** START Data for the task **

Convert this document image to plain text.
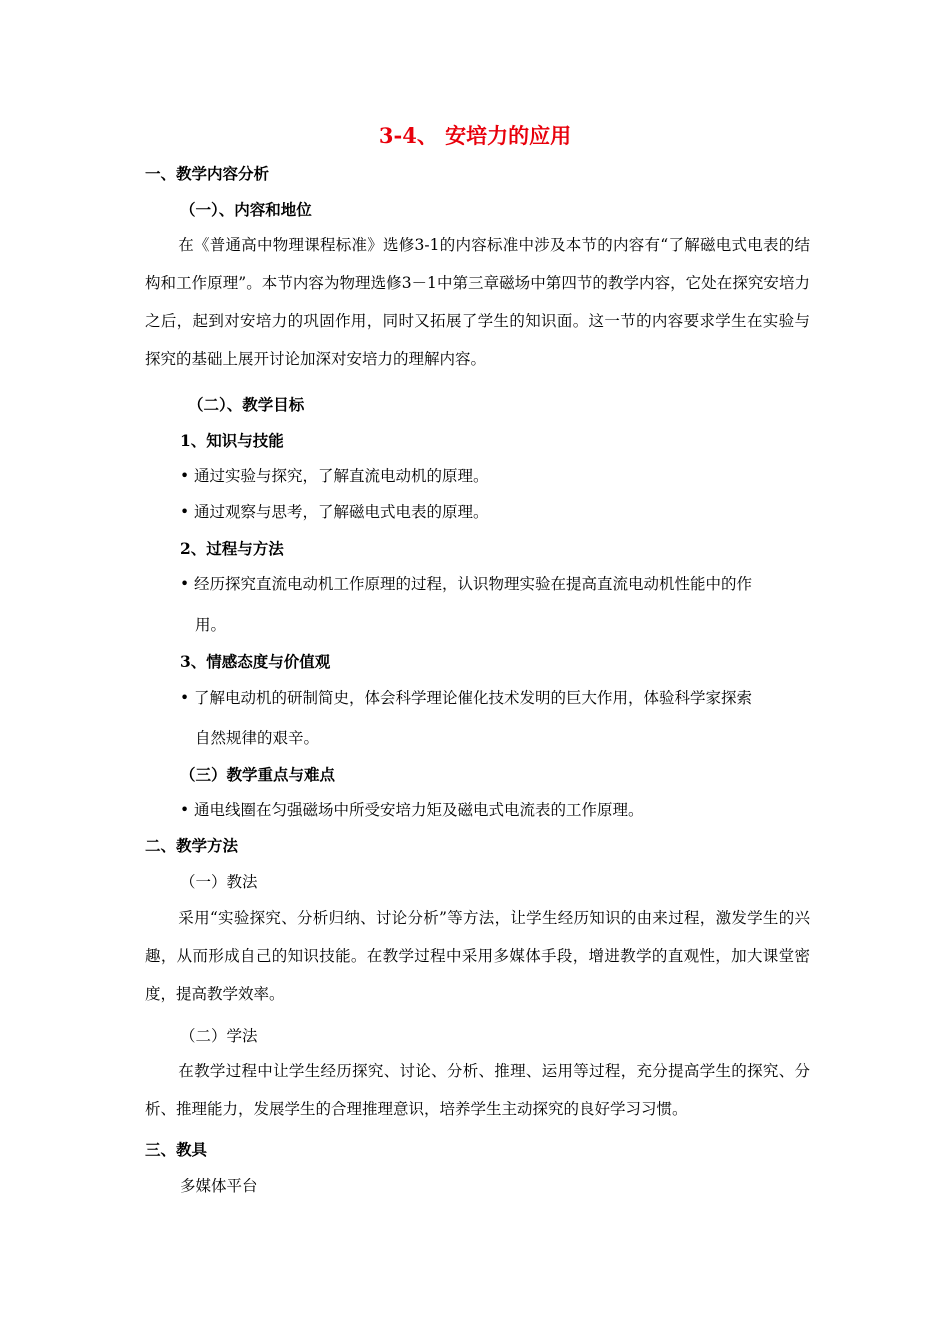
3-4、 安培力的应用
一、教学内容分析
（一）、内容和地位
在《普通高中物理课程标准》选修3-1的内容标准中涉及本节的内容有“了解磁电式电表的结构和工作原理”。本节内容为物理选修3－1中第三章磁场中第四节的教学内容，它处在探究安培力之后，起到对安培力的巩固作用，同时又拓展了学生的知识面。这一节的内容要求学生在实验与探究的基础上展开讨论加深对安培力的理解内容。
（二）、教学目标
1、知识与技能
• 通过实验与探究，了解直流电动机的原理。
• 通过观察与思考，了解磁电式电表的原理。
2、过程与方法
• 经历探究直流电动机工作原理的过程，认识物理实验在提高直流电动机性能中的作
用。
3、情感态度与价值观
• 了解电动机的研制简史，体会科学理论催化技术发明的巨大作用，体验科学家探索
自然规律的艰辛。
（三）教学重点与难点
• 通电线圈在匀强磁场中所受安培力矩及磁电式电流表的工作原理。
二、教学方法
（一）教法
采用“实验探究、分析归纳、讨论分析”等方法，让学生经历知识的由来过程，激发学生的兴趣，从而形成自己的知识技能。在教学过程中采用多媒体手段，增进教学的直观性，加大课堂密度，提高教学效率。
（二）学法
在教学过程中让学生经历探究、讨论、分析、推理、运用等过程，充分提高学生的探究、分析、推理能力，发展学生的合理推理意识，培养学生主动探究的良好学习习惯。
三、教具
多媒体平台
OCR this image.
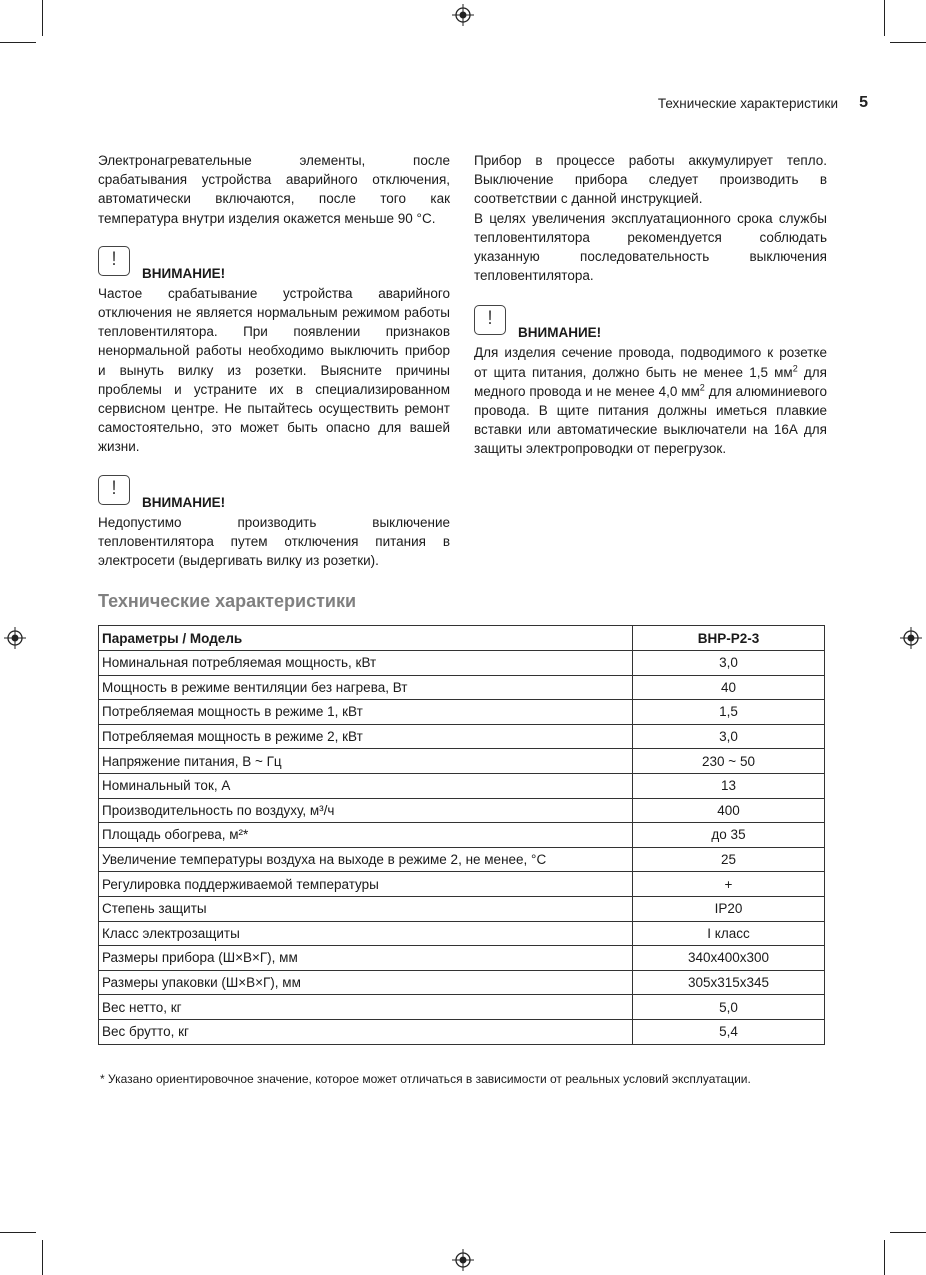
Технические характеристики 5

Электронагревательные элементы, после срабатывания устройства аварийного отключения, автоматически включаются, после того как температура внутри изделия окажется меньше 90 °С.

!
ВНИМАНИЕ!

Частое срабатывание устройства аварийного отключения не является нормальным режимом работы тепловентилятора. При появлении признаков ненормальной работы необходимо выключить прибор и вынуть вилку из розетки. Выясните причины проблемы и устраните их в специализированном сервисном центре. Не пытайтесь осуществить ремонт самостоятельно, это может быть опасно для вашей жизни.

!
ВНИМАНИЕ!

Недопустимо производить выключение тепловентилятора путем отключения питания в электросети (выдергивать вилку из розетки).

Прибор в процессе работы аккумулирует тепло. Выключение прибора следует производить в соответствии с данной инструкцией.

В целях увеличения эксплуатационного срока службы тепловентилятора рекомендуется соблюдать указанную последовательность выключения тепловентилятора.

!
ВНИМАНИЕ!

Для изделия сечение провода, подводимого к розетке от щита питания, должно быть не менее 1,5 $мм^2$ для медного провода и не менее 4,0 $мм^2$ для алюминиевого провода. В щите питания должны иметься плавкие вставки или автоматические выключатели на 16А для защиты электропроводки от перегрузок.

Технические характеристики
Параметры / Модель	BHP-P2-3
Номинальная потребляемая мощность, кВт	3,0
Мощность в режиме вентиляции без нагрева, Вт	40
Потребляемая мощность в режиме 1, кВт	1,5
Потребляемая мощность в режиме 2, кВт	3,0
Напряжение питания, В ~ Гц	230 ~ 50
Номинальный ток, А	13
Производительность по воздуху, м³/ч	400
Площадь обогрева, м²*	до 35
Увеличение температуры воздуха на выходе в режиме 2, не менее, °С	25
Регулировка поддерживаемой температуры	+
Степень защиты	IP20
Класс электрозащиты	I класс
Размеры прибора (Ш×В×Г), мм	340х400х300
Размеры упаковки (Ш×В×Г), мм	305х315х345
Вес нетто, кг	5,0
Вес брутто, кг	5,4
* Указано ориентировочное значение, которое может отличаться в зависимости от реальных условий эксплуатации.
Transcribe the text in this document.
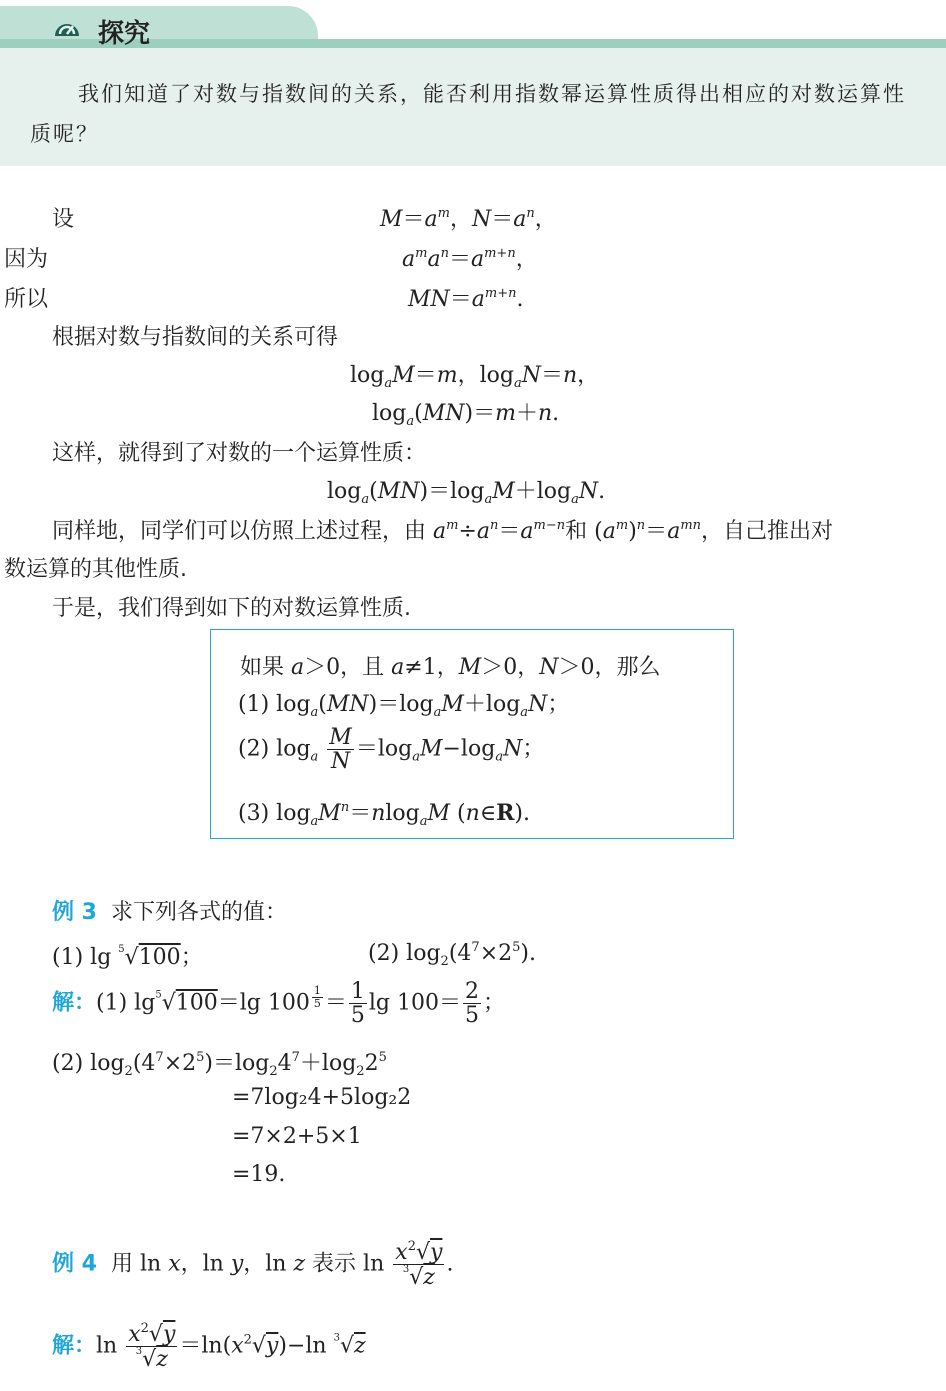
探究
我们知道了对数与指数间的关系，能否利用指数幂运算性质得出相应的对数运算性质呢？
设	$M=a^m$，$N=a^n$，
因为	$a^ma^n=a^{m+n}$，
所以	$MN=a^{m+n}$.
根据对数与指数间的关系可得
$\log_aM=m$，$\log_aN=n$，
$\log_a(MN)=m+n$.
这样，就得到了对数的一个运算性质：
$\log_a(MN)=\log_aM+\log_aN$.
同样地，同学们可以仿照上述过程，由 $a^m\div a^n=a^{m-n}$和 $(a^m)^n=a^{mn}$，自己推出对
数运算的其他性质.
于是，我们得到如下的对数运算性质.
如果 a＞0，且 a≠1，M＞0，N＞0，那么
(1) $\log_a(MN)=\log_aM+\log_aN$；
(2) $\log_a \frac{M}{N} =\log_aM-\log_aN$；
(3) $\log_aM^n=nlog_aM$ (n∈R).
例 3 求下列各式的值：
(1) lg $^5$√100；	(2) $\log_2(4^7\times 2^5)$.
解：(1) $\lg^5√100=\lg$ 100 $^{\frac{1}{5}} = \frac{1}{5}$ $\lg 100= \frac{2}{5}$ ；
(2) $\log_2(4^7\times 2^5)=\log_24^7+\log_22^5$
=7log₂4+5log₂2
=7×2+5×1
=19.
例 4 用 ln x，ln y，ln z 表示 $\ln \frac{x^2√y}{^3√z}$ .
解：$\ln \frac{x^2√y}{^3√z} =\ln(x^2√y)-\ln$ $^3$√z
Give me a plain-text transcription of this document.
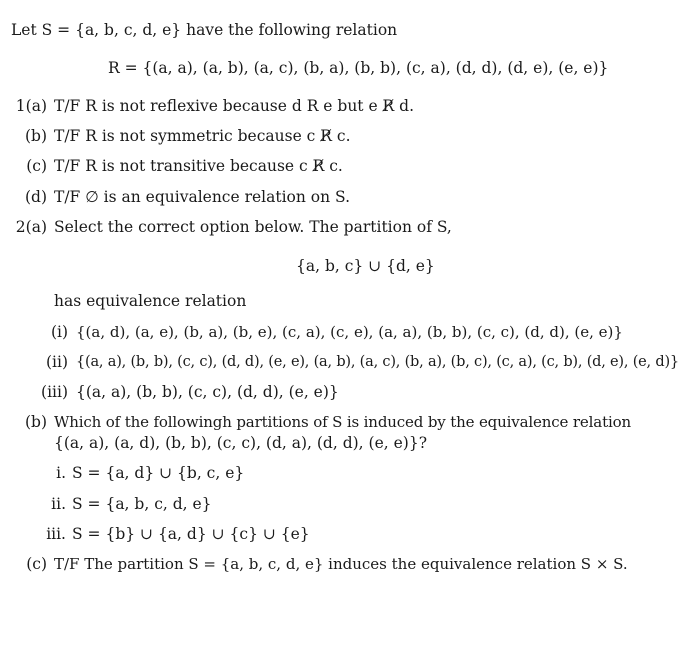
Let S = {a, b, c, d, e} have the following relation
R = {(a, a), (a, b), (a, c), (b, a), (b, b), (c, a), (d, d), (d, e), (e, e)}
1(a) T/F R is not reflexive because d R e but e R̸ d.
(b) T/F R is not symmetric because c R̸ c.
(c) T/F R is not transitive because c R̸ c.
(d) T/F ∅ is an equivalence relation on S.
2(a) Select the correct option below. The partition of S,
{a, b, c} ∪ {d, e}
has equivalence relation
(i) {(a, d), (a, e), (b, a), (b, e), (c, a), (c, e), (a, a), (b, b), (c, c), (d, d), (e, e)}
(ii) {(a, a), (b, b), (c, c), (d, d), (e, e), (a, b), (a, c), (b, a), (b, c), (c, a), (c, b), (d, e), (e, d)}
(iii) {(a, a), (b, b), (c, c), (d, d), (e, e)}
(b) Which of the followingh partitions of S is induced by the equivalence relation
{(a, a), (a, d), (b, b), (c, c), (d, a), (d, d), (e, e)}?
i. S = {a, d} ∪ {b, c, e}
ii. S = {a, b, c, d, e}
iii. S = {b} ∪ {a, d} ∪ {c} ∪ {e}
(c) T/F The partition S = {a, b, c, d, e} induces the equivalence relation S × S.
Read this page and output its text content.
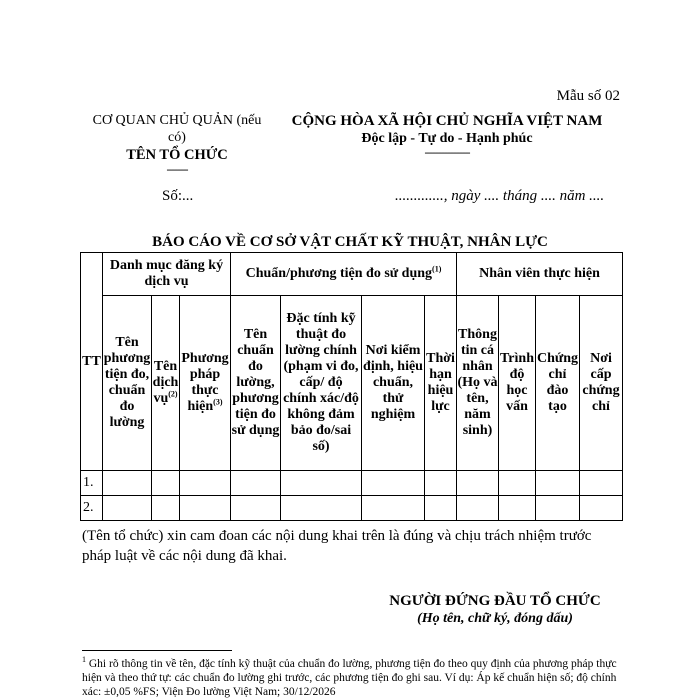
Mẫu số 02
CƠ QUAN CHỦ QUẢN (nếu có)
TÊN TỔ CHỨC
-------
CỘNG HÒA XÃ HỘI CHỦ NGHĨA VIỆT NAM
Độc lập - Tự do - Hạnh phúc
---------------
Số:...	............., ngày .... tháng .... năm ....
BÁO CÁO VỀ CƠ SỞ VẬT CHẤT KỸ THUẬT, NHÂN LỰC
TT	Danh mục đăng ký dịch vụ			Chuẩn/phương tiện đo sử dụng$^{(1)}$				Nhân viên thực hiện			
	Tên phương tiện đo, chuẩn đo lường	Tên dịch vụ$^{(2)}$	Phương pháp thực hiện$^{(3)}$	Tên chuẩn đo lường, phương tiện đo sử dụng	Đặc tính kỹ thuật đo lường chính (phạm vi đo, cấp/ độ chính xác/độ không đảm bảo đo/sai số)	Nơi kiểm định, hiệu chuẩn, thử nghiệm	Thời hạn hiệu lực	Thông tin cá nhân (Họ và tên, năm sinh)	Trình độ học vấn	Chứng chỉ đào tạo	Nơi cấp chứng chỉ
1.											
2.											
(Tên tổ chức) xin cam đoan các nội dung khai trên là đúng và chịu trách nhiệm trước pháp luật về các nội dung đã khai.
NGƯỜI ĐỨNG ĐẦU TỔ CHỨC
(Họ tên, chữ ký, đóng dấu)
$^1$ Ghi rõ thông tin về tên, đặc tính kỹ thuật của chuẩn đo lường, phương tiện đo theo quy định của phương pháp thực hiện và theo thứ tự: các chuẩn đo lường ghi trước, các phương tiện đo ghi sau. Ví dụ: Áp kế chuẩn hiện số; độ chính xác: ±0,05 %FS; Viện Đo lường Việt Nam; 30/12/2026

** END Data for the task **

→ **What the task requires**
Where a line above includes "розетки", copy that line.

→ **Correct answer**
Частое срабатывание устройства аварийного отключения не является нормальным режимом работы тепловентилятора. При появлении признаков ненормальной работы необходимо выключить прибор и вынуть вилку из розетки. Выясните причины проблемы и устраните их в специализированном сервисном центре. Не пытайтесь осуществить ремонт самостоятельно, это может быть опасно для вашей жизни.
Недопустимо производить выключение тепловентилятора путем отключения питания в электросети (выдергивать вилку из розетки).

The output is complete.